**EXERCISE REQUIREMENTS**:
1. In the patch shown below, which names are imported with "from ... import" statements? List each one.
2. Write the lines that follow the last one shown in the patch to convert_mirage_to_diffusers.py below.

**QUOTED PASSAGE**:
From 775a115dcc70e9683eb5eb2e07baa4ba3cc941af Mon Sep 17 00:00:00 2001
From: David Bertoin <david.bertoin@photoroom.com>
Date: Tue, 30 Sep 2025 19:05:51 +0000
Subject: [PATCH 56/69] remove dependencies to old checkpoints

---
 scripts/convert_mirage_to_diffusers.py | 229 +++++++++++++++++++++----
 1 file changed, 192 insertions(+), 37 deletions(-)

diff --git a/scripts/convert_mirage_to_diffusers.py b/scripts/convert_mirage_to_diffusers.py
index 5e2a2ff768f4..eb6de1a37481 100644
--- a/scripts/convert_mirage_to_diffusers.py
+++ b/scripts/convert_mirage_to_diffusers.py
@@ -6,11 +6,12 @@
 import argparse
 import json
 import os
-import shutil
 import sys
 
 import torch
 from safetensors.torch import save_file
+from dataclasses import dataclass, asdict
+from typing import Tuple, Dict
 
 
 sys.path.insert(0, os.path.join(os.path.dirname(__file__), "..", "src"))

**DATASET EXTRACT**:
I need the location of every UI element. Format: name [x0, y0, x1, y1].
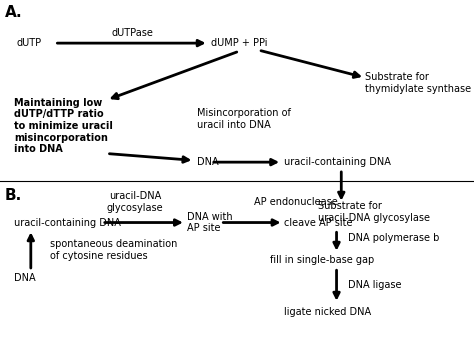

**RESULTS FOR THE EXERCISE**:
1. save_file, dataclass, asdict, Tuple, Dict

2.
@@ -18,35 +19,53 @@
 from diffusers.models.transformers.transformer_mirage import MirageTransformer2DModel
 from diffusers.pipelines.mirage import MiragePipeline
 
+@dataclass(frozen=True)
+class MirageBase:
+    context_in_dim: int = 2304
+    hidden_size: int = 1792
+    mlp_ratio: float = 3.5
+    num_heads: int = 28
+    depth: int = 16
+    axes_dim: Tuple[int, int] = (32, 32)
+    theta: int = 10_000
+    time_factor: float = 1000.0
+    time_max_period: int = 10_000
 
-def load_reference_config(vae_type: str) -> dict:
-    """Load transformer config from existing pipeline checkpoint."""
 
+@dataclass(frozen=True)
+class MirageFlux(MirageBase):
+    in_channels: int = 16
+    patch_size: int = 2
+
+
+@dataclass(frozen=True)
+class MirageDCAE(MirageBase):
+    in_channels: int = 32
+    patch_size: int = 1
+
+
+def build_config(vae_type: str) -> dict:
     if vae_type == "flux":
-        config_path = "/raid/shared/storage/home/davidb/diffusers/diffusers_pipeline_checkpoints/pipeline_checkpoint_fluxvae_gemmaT5_updated/transformer/config.json"
+        cfg = MirageFlux()
     elif vae_type == "dc-ae":
-        config_path = "/raid/shared/storage/home/davidb/diffusers/diffusers_pipeline_checkpoints/pipeline_checkpoint_dcae_gemmaT5_updated/transformer/config.json"
+        cfg = MirageDCAE()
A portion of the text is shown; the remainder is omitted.